-- start --

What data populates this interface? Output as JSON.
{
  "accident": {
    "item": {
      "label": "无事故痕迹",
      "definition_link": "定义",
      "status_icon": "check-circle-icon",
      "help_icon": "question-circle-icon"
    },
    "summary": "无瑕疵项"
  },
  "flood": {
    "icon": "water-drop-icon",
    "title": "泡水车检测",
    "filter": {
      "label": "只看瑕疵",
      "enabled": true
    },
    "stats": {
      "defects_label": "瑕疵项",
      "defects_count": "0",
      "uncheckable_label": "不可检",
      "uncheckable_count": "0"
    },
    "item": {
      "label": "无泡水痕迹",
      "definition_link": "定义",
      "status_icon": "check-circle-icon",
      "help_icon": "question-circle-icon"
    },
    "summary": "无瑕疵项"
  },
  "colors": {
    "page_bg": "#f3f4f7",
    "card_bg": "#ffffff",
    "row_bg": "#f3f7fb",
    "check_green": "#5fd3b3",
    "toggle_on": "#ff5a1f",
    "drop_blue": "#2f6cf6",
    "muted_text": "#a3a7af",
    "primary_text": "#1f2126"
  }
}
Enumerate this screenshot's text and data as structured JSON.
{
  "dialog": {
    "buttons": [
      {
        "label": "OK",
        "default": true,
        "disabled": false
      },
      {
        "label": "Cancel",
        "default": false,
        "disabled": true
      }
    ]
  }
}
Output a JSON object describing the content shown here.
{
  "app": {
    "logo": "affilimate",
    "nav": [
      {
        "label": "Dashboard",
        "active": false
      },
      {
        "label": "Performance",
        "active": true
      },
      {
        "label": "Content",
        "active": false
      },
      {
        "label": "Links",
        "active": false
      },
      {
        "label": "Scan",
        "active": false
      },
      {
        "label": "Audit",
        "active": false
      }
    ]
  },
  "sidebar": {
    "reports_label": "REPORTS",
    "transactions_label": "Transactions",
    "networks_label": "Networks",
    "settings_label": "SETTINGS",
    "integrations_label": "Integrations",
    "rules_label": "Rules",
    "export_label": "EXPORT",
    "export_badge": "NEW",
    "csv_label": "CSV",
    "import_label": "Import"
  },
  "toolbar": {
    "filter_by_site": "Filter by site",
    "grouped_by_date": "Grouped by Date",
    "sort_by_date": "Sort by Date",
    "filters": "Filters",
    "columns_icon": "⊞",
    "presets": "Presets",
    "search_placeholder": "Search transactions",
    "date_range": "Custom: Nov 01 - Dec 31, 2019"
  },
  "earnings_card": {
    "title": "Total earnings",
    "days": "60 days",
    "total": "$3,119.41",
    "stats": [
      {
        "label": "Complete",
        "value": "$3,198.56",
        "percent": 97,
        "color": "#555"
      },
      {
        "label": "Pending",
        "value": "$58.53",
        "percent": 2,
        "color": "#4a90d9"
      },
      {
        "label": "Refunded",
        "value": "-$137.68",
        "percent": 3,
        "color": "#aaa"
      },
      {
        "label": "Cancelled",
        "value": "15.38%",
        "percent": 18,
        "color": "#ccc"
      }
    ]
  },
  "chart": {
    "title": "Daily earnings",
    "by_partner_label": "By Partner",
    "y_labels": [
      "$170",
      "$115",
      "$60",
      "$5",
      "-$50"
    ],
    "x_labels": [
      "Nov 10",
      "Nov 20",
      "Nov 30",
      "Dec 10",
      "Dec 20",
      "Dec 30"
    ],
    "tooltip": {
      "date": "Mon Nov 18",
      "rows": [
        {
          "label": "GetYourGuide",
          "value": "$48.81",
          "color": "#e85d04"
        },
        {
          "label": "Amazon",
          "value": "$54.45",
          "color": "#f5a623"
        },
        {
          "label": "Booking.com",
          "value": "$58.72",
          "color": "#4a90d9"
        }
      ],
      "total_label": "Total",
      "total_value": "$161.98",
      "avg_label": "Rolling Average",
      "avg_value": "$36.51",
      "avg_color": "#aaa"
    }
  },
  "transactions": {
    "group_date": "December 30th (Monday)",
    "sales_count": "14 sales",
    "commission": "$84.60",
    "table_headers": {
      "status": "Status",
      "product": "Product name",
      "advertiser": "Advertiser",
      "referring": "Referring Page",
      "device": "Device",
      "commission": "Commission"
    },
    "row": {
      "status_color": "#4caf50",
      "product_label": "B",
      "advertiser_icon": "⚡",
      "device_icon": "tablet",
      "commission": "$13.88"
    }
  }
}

-- end --

▶ [YOUR INSTRUCTIONS]:
Gather each line of the listing that holds the string "data".

▶ [OUTPUT]:
What data populates this interface? Output as JSON.
Enumerate this screenshot's text and data as structured JSON.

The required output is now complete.